» **INPUT**
+++++
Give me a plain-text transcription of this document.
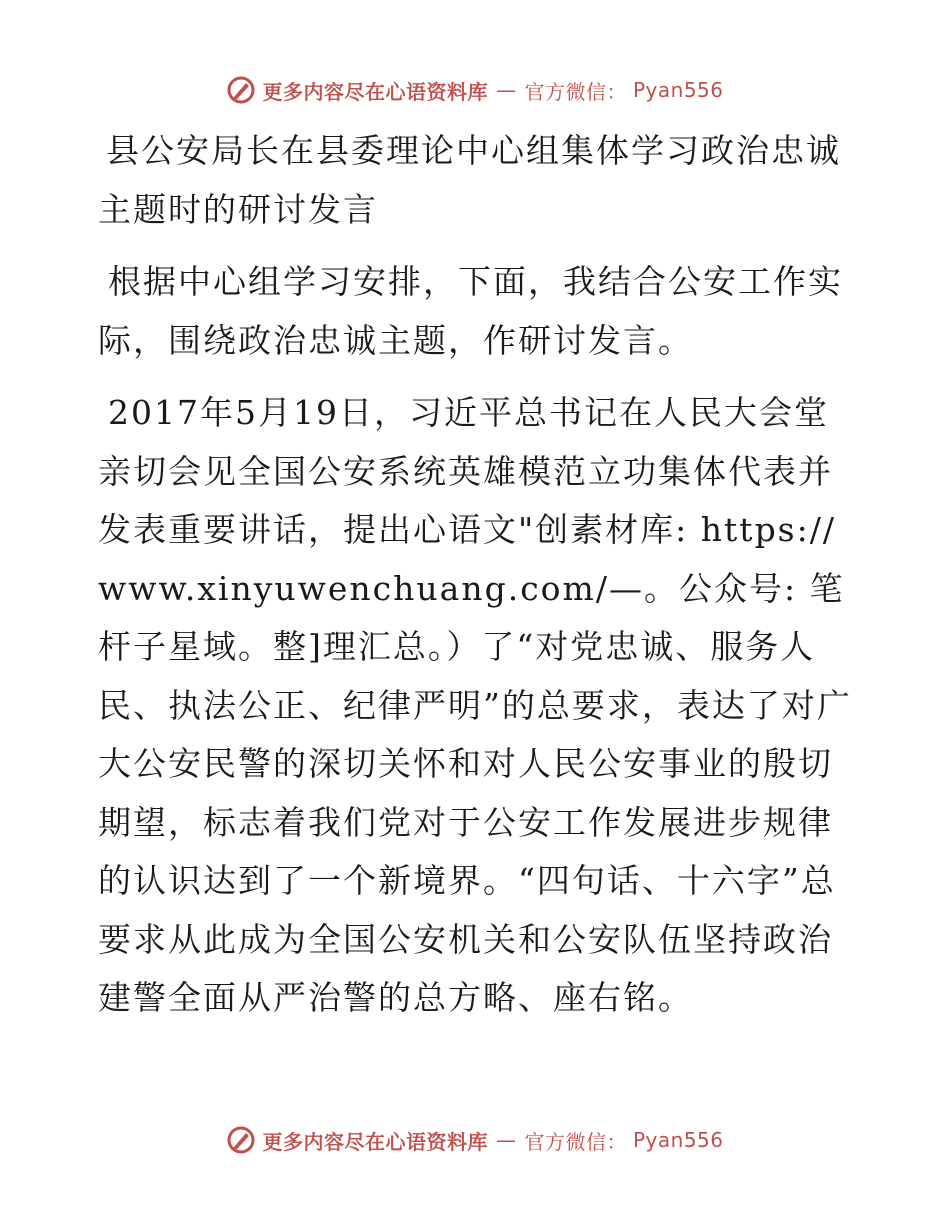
更多内容尽在心语资料库 — 官方微信： Pyan556

县公安局长在县委理论中心组集体学习政治忠诚主题时的研讨发言

根据中心组学习安排，下面，我结合公安工作实际，围绕政治忠诚主题，作研讨发言。

2017年5月19日，习近平总书记在人民大会堂亲切会见全国公安系统英雄模范立功集体代表并发表重要讲话，提出心语文"创素材库: https://www.xinyuwenchuang.com/—。公众号: 笔杆子星域。整]理汇总。）了“对党忠诚、服务人民、执法公正、纪律严明”的总要求，表达了对广大公安民警的深切关怀和对人民公安事业的殷切期望，标志着我们党对于公安工作发展进步规律的认识达到了一个新境界。“四句话、十六字”总要求从此成为全国公安机关和公安队伍坚持政治建警全面从严治警的总方略、座右铭。

更多内容尽在心语资料库 — 官方微信： Pyan556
+++++
» **YOUR GOAL**
All of the material above should be reproduced exactly, except the pictures.

» **EXERCISE ANSWER**
Give me a plain-text transcription of this document.
更多内容尽在心语资料库 — 官方微信： Pyan556

县公安局长在县委理论中心组集体学习政治忠诚主题时的研讨发言

根据中心组学习安排，下面，我结合公安工作实际，围绕政治忠诚主题，作研讨发言。

2017年5月19日，习近平总书记在人民大会堂亲切会见全国公安系统英雄模范立功集体代表并发表重要讲话，提出心语文"创素材库: https://www.xinyuwenchuang.com/—。公众号: 笔杆子星域。整]理汇总。）了“对党忠诚、服务人民、执法公正、纪律严明”的总要求，表达了对广大公安民警的深切关怀和对人民公安事业的殷切期望，标志着我们党对于公安工作发展进步规律的认识达到了一个新境界。“四句话、十六字”总要求从此成为全国公安机关和公安队伍坚持政治建警全面从严治警的总方略、座右铭。

更多内容尽在心语资料库 — 官方微信： Pyan556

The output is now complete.